§ Task objective: Exclude the pictures and retype the entries as written.

--------------------------------

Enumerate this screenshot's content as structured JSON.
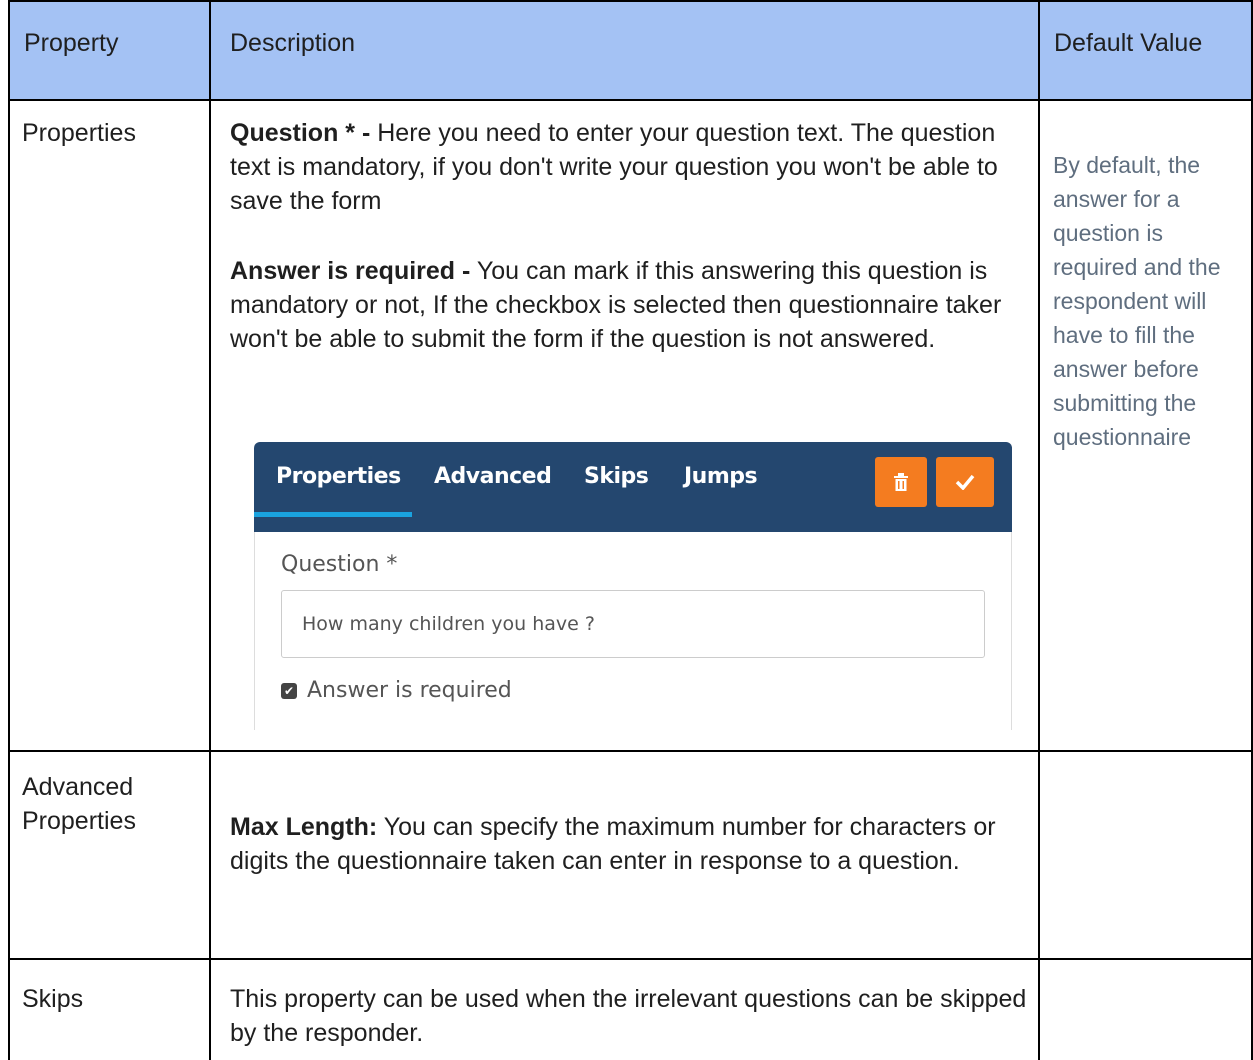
{
  "header": {
    "col1": "Property",
    "col2": "Description",
    "col3": "Default Value"
  },
  "rows": [
    {
      "property": "Properties",
      "paragraphs": [
        {
          "bold": "Question * -",
          "text": " Here you need to enter your question text. The question text is mandatory, if you don't write your question you won't be able to save the form"
        },
        {
          "bold": "Answer is required -",
          "text": " You can mark if this answering this question is mandatory or not, If the checkbox is selected then questionnaire taker won't be able to submit the form if the question is not answered."
        }
      ],
      "default": "By default, the answer for a question is required and the respondent will have to fill the answer before submitting the questionnaire"
    },
    {
      "property": "Advanced Properties",
      "paragraphs": [
        {
          "bold": "Max Length:",
          "text": " You can specify the maximum number for characters or digits the questionnaire taken can enter in response to a question."
        }
      ],
      "default": ""
    },
    {
      "property": "Skips",
      "paragraphs": [
        {
          "bold": "",
          "text": "This property can be used when the irrelevant questions can be skipped by the responder."
        }
      ],
      "default": ""
    }
  ],
  "screenshot": {
    "tabs": [
      "Properties",
      "Advanced",
      "Skips",
      "Jumps"
    ],
    "delete_icon": "trash-icon",
    "confirm_icon": "check-icon",
    "question_label": "Question *",
    "question_value": "How many children you have ?",
    "required_label": "Answer is required",
    "required_checked": true,
    "colors": {
      "bar": "#24476f",
      "accent": "#f47c20",
      "tab_underline": "#1aa3df",
      "header": "#a4c2f4"
    }
  }
}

--------------------------------

§ Exercise result:
Enumerate this screenshot's content as structured JSON.
{
  "header": {
    "col1": "Property",
    "col2": "Description",
    "col3": "Default Value"
  },
  "rows": [
    {
      "property": "Properties",
      "paragraphs": [
        {
          "bold": "Question * -",
          "text": " Here you need to enter your question text. The question text is mandatory, if you don't write your question you won't be able to save the form"
        },
        {
          "bold": "Answer is required -",
          "text": " You can mark if this answering this question is mandatory or not, If the checkbox is selected then questionnaire taker won't be able to submit the form if the question is not answered."
        }
      ],
      "default": "By default, the answer for a question is required and the respondent will have to fill the answer before submitting the questionnaire"
    },
    {
      "property": "Advanced Properties",
      "paragraphs": [
        {
          "bold": "Max Length:",
          "text": " You can specify the maximum number for characters or digits the questionnaire taken can enter in response to a question."
        }
      ],
      "default": ""
    },
    {
      "property": "Skips",
      "paragraphs": [
        {
          "bold": "",
          "text": "This property can be used when the irrelevant questions can be skipped by the responder."
        }
      ],
      "default": ""
    }
  ],
  "screenshot": {
    "tabs": [
      "Properties",
      "Advanced",
      "Skips",
      "Jumps"
    ],
    "delete_icon": "trash-icon",
    "confirm_icon": "check-icon",
    "question_label": "Question *",
    "question_value": "How many children you have ?",
    "required_label": "Answer is required",
    "required_checked": true,
    "colors": {
      "bar": "#24476f",
      "accent": "#f47c20",
      "tab_underline": "#1aa3df",
      "header": "#a4c2f4"
    }
  }
}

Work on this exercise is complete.